— Required work —
Print the full listing exactly.

Collection entries:
────────────────────
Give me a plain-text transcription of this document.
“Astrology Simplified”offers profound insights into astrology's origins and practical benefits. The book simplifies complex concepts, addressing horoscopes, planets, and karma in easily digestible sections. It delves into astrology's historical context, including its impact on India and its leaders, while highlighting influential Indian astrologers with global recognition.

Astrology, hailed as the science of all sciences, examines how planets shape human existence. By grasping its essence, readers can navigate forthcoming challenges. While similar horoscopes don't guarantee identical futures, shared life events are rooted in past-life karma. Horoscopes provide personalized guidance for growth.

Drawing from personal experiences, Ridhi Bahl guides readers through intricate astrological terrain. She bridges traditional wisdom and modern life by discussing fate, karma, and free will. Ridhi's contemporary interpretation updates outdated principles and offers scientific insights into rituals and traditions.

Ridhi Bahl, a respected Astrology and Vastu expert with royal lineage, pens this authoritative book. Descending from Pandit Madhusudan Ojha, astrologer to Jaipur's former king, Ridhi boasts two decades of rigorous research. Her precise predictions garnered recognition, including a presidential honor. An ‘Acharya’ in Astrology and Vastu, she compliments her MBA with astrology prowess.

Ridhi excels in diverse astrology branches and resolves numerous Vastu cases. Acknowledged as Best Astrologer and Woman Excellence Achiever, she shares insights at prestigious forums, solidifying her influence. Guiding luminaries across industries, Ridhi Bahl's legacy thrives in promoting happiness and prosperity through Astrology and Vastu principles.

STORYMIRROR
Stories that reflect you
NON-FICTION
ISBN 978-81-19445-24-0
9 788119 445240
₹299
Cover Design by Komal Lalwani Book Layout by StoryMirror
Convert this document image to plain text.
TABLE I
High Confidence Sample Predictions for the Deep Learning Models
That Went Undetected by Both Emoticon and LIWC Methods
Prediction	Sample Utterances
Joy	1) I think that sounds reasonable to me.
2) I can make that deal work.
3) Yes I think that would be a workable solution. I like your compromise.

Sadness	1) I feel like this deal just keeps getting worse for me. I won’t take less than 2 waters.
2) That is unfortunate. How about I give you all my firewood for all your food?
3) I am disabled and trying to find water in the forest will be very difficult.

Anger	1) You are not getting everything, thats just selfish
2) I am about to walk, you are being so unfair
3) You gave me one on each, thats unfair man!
────────────────────
— Exercise answer —
Give me a plain-text transcription of this document.
“Astrology Simplified”offers profound insights into astrology's origins and practical benefits. The book simplifies complex concepts, addressing horoscopes, planets, and karma in easily digestible sections. It delves into astrology's historical context, including its impact on India and its leaders, while highlighting influential Indian astrologers with global recognition.

Astrology, hailed as the science of all sciences, examines how planets shape human existence. By grasping its essence, readers can navigate forthcoming challenges. While similar horoscopes don't guarantee identical futures, shared life events are rooted in past-life karma. Horoscopes provide personalized guidance for growth.

Drawing from personal experiences, Ridhi Bahl guides readers through intricate astrological terrain. She bridges traditional wisdom and modern life by discussing fate, karma, and free will. Ridhi's contemporary interpretation updates outdated principles and offers scientific insights into rituals and traditions.

Ridhi Bahl, a respected Astrology and Vastu expert with royal lineage, pens this authoritative book. Descending from Pandit Madhusudan Ojha, astrologer to Jaipur's former king, Ridhi boasts two decades of rigorous research. Her precise predictions garnered recognition, including a presidential honor. An ‘Acharya’ in Astrology and Vastu, she compliments her MBA with astrology prowess.

Ridhi excels in diverse astrology branches and resolves numerous Vastu cases. Acknowledged as Best Astrologer and Woman Excellence Achiever, she shares insights at prestigious forums, solidifying her influence. Guiding luminaries across industries, Ridhi Bahl's legacy thrives in promoting happiness and prosperity through Astrology and Vastu principles.

STORYMIRROR
Stories that reflect you
NON-FICTION
ISBN 978-81-19445-24-0
9 788119 445240
₹299
Cover Design by Komal Lalwani Book Layout by StoryMirror
Convert this document image to plain text.
TABLE I
High Confidence Sample Predictions for the Deep Learning Models
That Went Undetected by Both Emoticon and LIWC Methods
Prediction	Sample Utterances
Joy	1) I think that sounds reasonable to me.
2) I can make that deal work.
3) Yes I think that would be a workable solution. I like your compromise.

Sadness	1) I feel like this deal just keeps getting worse for me. I won’t take less than 2 waters.
2) That is unfortunate. How about I give you all my firewood for all your food?
3) I am disabled and trying to find water in the forest will be very difficult.

Anger	1) You are not getting everything, thats just selfish
2) I am about to walk, you are being so unfair
3) You gave me one on each, thats unfair man!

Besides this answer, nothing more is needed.